(Dataset excerpts)
* * * * * * *

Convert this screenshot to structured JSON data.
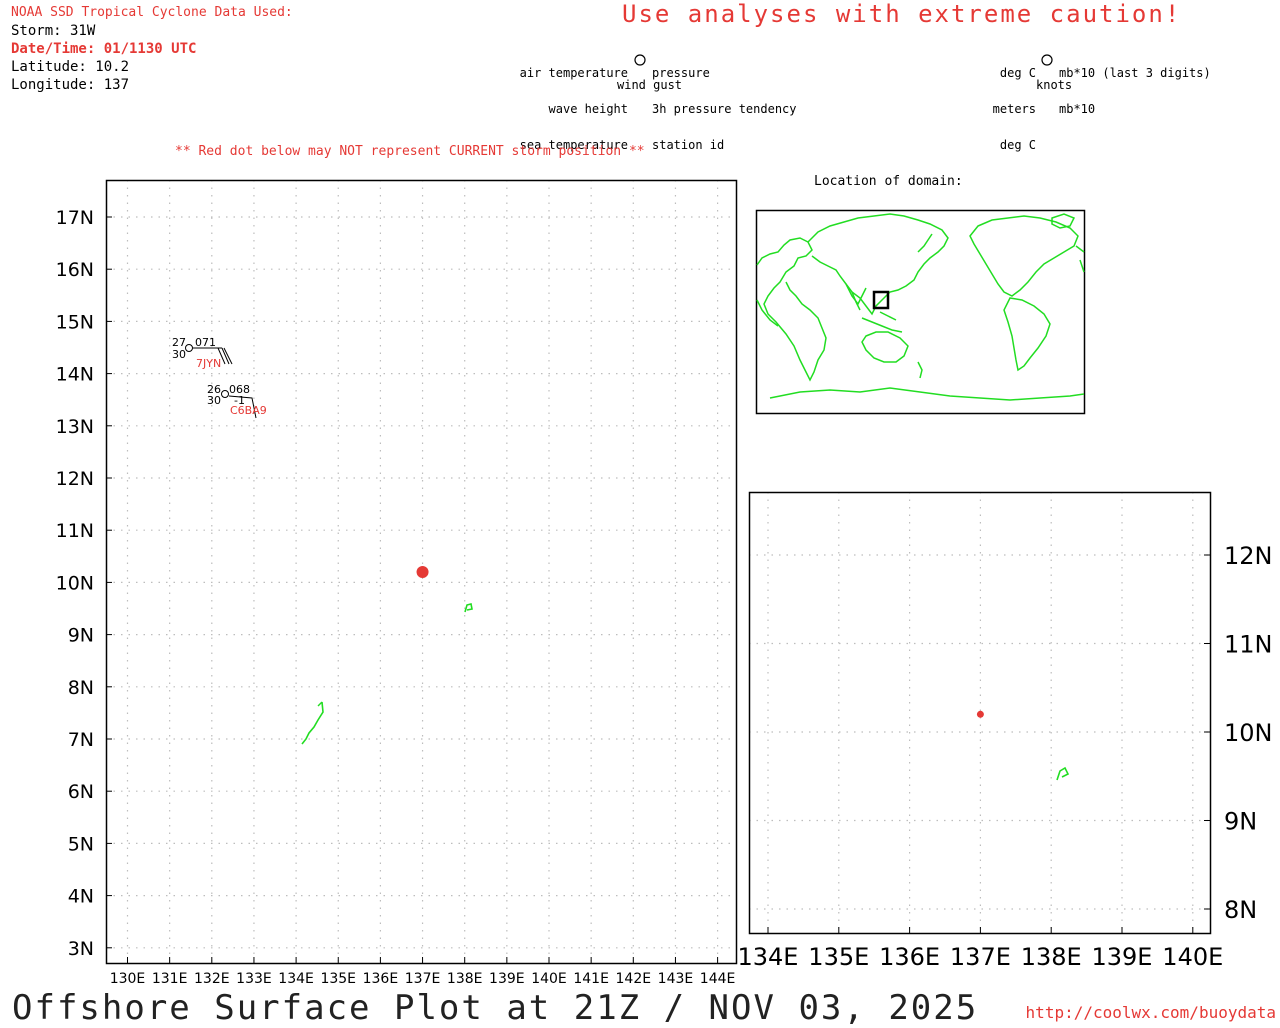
{
  "header": {
    "source": "NOAA SSD Tropical Cyclone Data Used:",
    "storm": "Storm: 31W",
    "datetime": "Date/Time: 01/1130 UTC",
    "latitude": "Latitude: 10.2",
    "longitude": "Longitude: 137"
  },
  "caution": "Use analyses with extreme caution!",
  "legend": {
    "left": [
      "air temperature",
      "wave height",
      "sea temperature"
    ],
    "right": [
      "pressure",
      "3h pressure tendency",
      "station id"
    ],
    "bottom": "wind gust",
    "units_left": [
      "deg C",
      "meters",
      "deg C"
    ],
    "units_right": [
      "mb*10 (last 3 digits)",
      "mb*10"
    ],
    "units_bottom": "knots"
  },
  "warning": "** Red dot below may NOT represent CURRENT storm position **",
  "location_title": "Location of domain:",
  "main_map": {
    "lat_labels": [
      "17N",
      "16N",
      "15N",
      "14N",
      "13N",
      "12N",
      "11N",
      "10N",
      "9N",
      "8N",
      "7N",
      "6N",
      "5N",
      "4N",
      "3N"
    ],
    "lon_labels": [
      "130E",
      "131E",
      "132E",
      "133E",
      "134E",
      "135E",
      "136E",
      "137E",
      "138E",
      "139E",
      "140E",
      "141E",
      "142E",
      "143E",
      "144E"
    ],
    "storm_position": {
      "lat": 10.2,
      "lon": 137
    },
    "stations": [
      {
        "id": "7JYN",
        "air_temp": "27",
        "sea_temp": "30",
        "pressure": "071",
        "lat": 14.5,
        "lon": 131.5
      },
      {
        "id": "C6BA9",
        "air_temp": "26",
        "sea_temp": "30",
        "pressure": "068",
        "tendency": "-1",
        "lat": 13.6,
        "lon": 132.3
      }
    ]
  },
  "zoom_map": {
    "lat_labels": [
      "12N",
      "11N",
      "10N",
      "9N",
      "8N"
    ],
    "lon_labels": [
      "134E",
      "135E",
      "136E",
      "137E",
      "138E",
      "139E",
      "140E"
    ]
  },
  "footer": {
    "title": "Offshore Surface Plot at 21Z / NOV 03, 2025",
    "url": "http://coolwx.com/buoydata"
  },
  "colors": {
    "storm": "#e53935",
    "land": "#22dd22",
    "grid": "#bdbdbd",
    "station_id": "#e53935"
  }
}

* * * * * * *

_REQUEST_
Tally up the lines in the records containing the word "pressure", then give the count and nothing else.

_EXERCISE OUTPUT_
4